(Stored entries)
:::

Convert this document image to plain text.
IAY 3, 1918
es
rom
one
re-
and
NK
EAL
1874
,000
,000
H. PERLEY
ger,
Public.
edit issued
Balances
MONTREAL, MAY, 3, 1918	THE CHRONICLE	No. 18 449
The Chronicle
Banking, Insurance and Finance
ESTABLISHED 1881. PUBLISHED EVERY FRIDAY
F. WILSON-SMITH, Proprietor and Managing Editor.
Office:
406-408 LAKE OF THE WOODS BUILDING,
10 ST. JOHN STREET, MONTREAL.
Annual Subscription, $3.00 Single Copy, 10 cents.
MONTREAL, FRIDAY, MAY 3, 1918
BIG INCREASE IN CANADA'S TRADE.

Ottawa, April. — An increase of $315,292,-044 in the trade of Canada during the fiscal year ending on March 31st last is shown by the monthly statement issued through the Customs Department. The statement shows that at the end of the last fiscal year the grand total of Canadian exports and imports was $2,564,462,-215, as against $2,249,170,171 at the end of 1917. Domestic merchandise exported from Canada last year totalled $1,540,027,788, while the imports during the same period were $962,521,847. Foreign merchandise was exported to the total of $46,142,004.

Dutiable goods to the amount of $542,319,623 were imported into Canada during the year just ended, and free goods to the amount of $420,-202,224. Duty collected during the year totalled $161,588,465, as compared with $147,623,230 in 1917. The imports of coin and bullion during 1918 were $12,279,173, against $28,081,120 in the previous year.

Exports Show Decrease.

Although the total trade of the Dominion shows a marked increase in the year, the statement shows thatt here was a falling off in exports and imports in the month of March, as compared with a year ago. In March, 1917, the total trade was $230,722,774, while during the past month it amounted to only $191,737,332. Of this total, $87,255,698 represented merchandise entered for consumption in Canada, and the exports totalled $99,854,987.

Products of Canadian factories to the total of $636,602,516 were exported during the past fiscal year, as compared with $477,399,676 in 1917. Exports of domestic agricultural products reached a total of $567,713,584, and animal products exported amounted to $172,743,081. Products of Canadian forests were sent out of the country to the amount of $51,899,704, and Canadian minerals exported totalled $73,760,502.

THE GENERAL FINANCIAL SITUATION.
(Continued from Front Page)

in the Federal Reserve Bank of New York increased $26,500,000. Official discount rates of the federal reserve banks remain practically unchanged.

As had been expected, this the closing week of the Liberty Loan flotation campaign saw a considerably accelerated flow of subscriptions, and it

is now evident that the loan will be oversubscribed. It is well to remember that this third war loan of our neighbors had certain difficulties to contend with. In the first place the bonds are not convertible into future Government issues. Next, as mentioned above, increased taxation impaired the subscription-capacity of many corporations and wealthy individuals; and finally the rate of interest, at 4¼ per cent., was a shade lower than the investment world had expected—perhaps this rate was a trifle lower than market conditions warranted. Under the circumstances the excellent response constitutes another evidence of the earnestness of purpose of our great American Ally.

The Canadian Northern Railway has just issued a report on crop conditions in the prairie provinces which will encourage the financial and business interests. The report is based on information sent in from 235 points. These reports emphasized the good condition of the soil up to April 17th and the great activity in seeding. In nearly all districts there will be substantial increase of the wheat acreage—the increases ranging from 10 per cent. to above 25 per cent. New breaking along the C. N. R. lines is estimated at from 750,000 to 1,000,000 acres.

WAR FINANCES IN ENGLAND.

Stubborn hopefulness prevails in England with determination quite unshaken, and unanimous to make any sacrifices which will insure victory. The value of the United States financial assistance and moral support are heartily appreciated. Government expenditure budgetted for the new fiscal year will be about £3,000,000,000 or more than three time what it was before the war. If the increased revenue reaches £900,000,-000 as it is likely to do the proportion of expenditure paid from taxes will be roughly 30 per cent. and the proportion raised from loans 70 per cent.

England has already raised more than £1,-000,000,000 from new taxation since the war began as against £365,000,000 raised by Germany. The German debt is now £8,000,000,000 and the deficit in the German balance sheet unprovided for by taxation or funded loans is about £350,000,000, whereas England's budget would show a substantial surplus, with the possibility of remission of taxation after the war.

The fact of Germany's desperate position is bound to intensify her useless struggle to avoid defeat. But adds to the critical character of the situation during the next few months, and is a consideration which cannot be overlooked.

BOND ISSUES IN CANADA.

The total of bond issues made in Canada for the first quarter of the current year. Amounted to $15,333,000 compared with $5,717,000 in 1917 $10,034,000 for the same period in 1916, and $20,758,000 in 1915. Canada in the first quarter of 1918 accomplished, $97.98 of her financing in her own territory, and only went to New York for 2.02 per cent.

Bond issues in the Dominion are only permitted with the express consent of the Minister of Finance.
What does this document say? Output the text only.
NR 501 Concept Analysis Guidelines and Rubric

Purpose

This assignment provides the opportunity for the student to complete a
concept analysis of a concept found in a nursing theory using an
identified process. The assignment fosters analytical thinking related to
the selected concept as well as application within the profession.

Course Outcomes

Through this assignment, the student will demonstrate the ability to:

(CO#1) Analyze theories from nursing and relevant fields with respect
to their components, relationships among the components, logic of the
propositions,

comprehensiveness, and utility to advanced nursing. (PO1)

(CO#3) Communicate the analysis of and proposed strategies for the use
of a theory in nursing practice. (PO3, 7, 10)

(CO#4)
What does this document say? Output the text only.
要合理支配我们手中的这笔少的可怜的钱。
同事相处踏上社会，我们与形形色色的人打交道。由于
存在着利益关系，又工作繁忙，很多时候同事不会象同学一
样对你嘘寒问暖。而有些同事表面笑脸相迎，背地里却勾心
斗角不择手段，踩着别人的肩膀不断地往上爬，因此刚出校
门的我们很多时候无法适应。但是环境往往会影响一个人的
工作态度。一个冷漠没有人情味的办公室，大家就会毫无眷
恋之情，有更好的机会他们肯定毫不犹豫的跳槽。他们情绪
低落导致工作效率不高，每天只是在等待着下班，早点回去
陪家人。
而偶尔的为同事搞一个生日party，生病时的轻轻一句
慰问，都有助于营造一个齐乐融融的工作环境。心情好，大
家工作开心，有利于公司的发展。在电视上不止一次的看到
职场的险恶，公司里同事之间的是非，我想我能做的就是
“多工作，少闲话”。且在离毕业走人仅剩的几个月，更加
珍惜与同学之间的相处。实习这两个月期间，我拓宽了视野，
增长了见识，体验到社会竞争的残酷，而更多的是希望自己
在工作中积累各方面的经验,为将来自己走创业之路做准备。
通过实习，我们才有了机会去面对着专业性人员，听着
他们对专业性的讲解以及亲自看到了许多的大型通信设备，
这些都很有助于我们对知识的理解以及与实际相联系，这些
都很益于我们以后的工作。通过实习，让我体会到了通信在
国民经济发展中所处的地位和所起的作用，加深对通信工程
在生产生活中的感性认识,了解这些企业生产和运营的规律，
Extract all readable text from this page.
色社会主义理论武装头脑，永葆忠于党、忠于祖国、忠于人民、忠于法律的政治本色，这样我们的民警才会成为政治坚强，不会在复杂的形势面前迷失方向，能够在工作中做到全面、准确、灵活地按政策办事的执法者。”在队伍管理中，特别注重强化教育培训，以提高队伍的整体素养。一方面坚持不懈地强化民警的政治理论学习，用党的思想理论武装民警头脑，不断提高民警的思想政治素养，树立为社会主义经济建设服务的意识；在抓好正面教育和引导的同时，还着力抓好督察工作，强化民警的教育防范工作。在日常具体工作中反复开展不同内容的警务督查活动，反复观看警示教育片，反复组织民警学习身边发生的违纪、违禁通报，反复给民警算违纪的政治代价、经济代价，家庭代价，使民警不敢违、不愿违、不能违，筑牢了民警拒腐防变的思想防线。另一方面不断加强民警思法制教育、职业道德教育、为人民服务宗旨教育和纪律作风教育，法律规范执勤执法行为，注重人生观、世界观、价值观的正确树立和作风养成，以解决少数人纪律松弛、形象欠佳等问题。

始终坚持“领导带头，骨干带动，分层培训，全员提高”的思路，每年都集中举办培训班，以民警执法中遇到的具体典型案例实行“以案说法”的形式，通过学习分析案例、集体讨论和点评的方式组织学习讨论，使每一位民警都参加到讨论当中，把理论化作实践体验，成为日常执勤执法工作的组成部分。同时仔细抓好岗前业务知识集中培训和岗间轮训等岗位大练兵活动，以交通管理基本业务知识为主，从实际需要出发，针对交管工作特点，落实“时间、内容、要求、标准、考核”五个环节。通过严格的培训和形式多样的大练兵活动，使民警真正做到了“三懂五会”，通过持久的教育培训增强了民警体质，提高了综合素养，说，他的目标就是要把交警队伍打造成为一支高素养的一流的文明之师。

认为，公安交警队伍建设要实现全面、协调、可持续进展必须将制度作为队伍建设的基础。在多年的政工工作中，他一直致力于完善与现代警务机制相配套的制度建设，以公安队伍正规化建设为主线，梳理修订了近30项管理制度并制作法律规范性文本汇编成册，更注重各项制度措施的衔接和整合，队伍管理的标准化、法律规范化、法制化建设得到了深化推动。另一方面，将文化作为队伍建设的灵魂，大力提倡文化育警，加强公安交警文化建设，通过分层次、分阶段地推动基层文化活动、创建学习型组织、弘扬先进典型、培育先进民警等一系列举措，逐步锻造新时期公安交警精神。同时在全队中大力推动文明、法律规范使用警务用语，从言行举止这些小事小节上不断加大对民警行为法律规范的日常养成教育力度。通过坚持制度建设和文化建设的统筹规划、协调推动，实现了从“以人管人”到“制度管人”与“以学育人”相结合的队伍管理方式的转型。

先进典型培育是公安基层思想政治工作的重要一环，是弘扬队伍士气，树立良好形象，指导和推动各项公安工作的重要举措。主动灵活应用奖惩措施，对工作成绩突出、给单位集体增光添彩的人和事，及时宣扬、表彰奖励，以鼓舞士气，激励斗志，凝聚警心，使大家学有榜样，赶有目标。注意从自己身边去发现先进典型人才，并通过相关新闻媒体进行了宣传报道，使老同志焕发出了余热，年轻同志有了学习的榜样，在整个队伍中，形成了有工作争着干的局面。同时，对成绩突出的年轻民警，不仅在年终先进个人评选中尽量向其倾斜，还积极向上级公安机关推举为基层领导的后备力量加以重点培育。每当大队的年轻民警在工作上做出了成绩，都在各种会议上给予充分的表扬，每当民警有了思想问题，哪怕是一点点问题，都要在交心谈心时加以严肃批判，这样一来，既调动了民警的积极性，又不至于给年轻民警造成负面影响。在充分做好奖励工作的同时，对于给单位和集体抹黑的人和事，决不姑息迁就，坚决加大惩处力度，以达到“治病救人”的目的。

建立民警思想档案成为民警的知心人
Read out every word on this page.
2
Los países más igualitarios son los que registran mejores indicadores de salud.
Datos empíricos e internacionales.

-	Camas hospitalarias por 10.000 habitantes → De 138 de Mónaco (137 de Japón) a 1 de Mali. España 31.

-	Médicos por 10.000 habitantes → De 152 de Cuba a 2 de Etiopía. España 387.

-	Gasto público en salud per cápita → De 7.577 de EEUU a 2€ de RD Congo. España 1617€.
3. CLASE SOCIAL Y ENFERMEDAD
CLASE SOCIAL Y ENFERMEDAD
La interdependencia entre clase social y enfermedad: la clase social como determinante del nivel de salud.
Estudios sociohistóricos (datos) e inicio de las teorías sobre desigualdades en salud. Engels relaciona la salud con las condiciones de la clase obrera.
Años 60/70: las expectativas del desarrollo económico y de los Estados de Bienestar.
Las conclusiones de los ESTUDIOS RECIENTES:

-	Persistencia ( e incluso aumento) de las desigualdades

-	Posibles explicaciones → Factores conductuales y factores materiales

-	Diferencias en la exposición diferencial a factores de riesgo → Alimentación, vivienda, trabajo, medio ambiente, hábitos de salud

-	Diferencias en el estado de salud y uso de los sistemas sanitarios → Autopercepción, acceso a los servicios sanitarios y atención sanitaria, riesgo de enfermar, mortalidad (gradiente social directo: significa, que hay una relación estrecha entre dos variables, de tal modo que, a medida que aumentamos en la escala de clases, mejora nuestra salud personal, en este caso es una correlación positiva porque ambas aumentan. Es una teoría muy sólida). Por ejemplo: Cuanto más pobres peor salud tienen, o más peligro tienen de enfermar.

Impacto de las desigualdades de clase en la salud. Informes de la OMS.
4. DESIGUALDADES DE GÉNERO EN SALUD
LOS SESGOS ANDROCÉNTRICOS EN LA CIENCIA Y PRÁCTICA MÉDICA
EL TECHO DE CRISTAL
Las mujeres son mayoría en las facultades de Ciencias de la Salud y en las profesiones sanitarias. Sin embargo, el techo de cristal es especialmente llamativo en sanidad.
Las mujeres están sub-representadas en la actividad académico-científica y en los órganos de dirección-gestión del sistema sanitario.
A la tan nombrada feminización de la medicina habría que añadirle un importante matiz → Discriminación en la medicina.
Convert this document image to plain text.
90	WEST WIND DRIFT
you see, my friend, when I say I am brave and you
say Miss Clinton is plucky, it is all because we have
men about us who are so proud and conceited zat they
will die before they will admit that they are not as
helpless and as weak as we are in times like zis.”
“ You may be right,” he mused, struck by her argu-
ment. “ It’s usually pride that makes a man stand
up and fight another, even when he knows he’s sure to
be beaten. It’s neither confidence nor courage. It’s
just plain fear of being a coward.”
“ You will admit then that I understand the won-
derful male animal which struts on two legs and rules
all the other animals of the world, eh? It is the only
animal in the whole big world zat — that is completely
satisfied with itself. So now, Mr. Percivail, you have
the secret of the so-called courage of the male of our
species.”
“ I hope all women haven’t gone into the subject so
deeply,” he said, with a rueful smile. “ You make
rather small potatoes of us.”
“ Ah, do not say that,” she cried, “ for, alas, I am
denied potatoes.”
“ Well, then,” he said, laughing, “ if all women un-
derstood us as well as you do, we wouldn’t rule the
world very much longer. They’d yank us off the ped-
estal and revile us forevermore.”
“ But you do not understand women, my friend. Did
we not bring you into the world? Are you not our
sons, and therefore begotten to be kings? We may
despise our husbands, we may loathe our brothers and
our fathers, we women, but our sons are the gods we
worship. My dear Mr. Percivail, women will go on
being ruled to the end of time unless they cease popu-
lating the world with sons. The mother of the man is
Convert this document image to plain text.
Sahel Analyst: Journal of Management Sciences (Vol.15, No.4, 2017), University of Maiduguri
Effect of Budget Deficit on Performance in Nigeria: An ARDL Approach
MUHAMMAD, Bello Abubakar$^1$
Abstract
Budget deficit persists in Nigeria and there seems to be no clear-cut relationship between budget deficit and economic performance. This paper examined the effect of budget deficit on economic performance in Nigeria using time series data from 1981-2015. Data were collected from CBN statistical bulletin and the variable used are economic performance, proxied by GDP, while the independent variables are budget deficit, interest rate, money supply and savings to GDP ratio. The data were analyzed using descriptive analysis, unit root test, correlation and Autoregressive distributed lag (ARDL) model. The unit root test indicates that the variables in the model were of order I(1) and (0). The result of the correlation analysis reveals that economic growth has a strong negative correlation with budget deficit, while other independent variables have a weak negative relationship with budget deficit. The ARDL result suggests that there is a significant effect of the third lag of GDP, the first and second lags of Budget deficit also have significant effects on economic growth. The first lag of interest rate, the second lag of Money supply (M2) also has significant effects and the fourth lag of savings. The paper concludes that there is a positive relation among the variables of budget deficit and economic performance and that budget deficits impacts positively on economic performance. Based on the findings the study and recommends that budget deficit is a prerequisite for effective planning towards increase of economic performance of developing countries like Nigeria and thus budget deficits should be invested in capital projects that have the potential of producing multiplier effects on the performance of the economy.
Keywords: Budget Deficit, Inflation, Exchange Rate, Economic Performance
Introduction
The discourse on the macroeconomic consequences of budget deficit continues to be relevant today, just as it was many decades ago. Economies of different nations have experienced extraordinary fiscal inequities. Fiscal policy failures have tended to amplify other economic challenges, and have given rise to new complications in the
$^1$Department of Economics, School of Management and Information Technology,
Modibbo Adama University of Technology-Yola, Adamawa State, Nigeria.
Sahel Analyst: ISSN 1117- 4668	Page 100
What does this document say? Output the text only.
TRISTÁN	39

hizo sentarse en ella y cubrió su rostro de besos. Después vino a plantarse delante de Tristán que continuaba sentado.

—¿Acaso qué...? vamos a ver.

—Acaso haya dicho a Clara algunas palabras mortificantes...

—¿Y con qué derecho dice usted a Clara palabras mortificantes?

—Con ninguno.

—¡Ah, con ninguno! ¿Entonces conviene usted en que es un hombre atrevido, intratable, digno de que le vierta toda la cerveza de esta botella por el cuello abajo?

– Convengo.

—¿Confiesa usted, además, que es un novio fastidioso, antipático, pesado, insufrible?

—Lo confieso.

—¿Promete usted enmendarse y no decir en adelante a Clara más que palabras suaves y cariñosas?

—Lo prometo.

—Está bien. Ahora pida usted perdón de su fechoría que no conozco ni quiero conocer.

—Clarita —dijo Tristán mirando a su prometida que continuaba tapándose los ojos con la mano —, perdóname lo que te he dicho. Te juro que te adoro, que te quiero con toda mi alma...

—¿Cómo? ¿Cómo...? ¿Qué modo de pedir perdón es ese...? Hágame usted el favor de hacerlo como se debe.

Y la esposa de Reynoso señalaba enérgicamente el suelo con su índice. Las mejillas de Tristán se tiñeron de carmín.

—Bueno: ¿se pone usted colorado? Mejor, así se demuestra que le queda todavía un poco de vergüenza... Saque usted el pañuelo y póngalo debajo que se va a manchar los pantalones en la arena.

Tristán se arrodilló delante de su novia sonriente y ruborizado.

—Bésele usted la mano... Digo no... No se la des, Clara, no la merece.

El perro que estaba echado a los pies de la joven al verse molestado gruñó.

:::

▶ BRIEF:
Copy out the lines in which the string "when" appears.

▶ SOLUTION FOR THIS EXERCISE:
you see, my friend, when I say I am brave and you
up and fight another, even when he knows he’s sure to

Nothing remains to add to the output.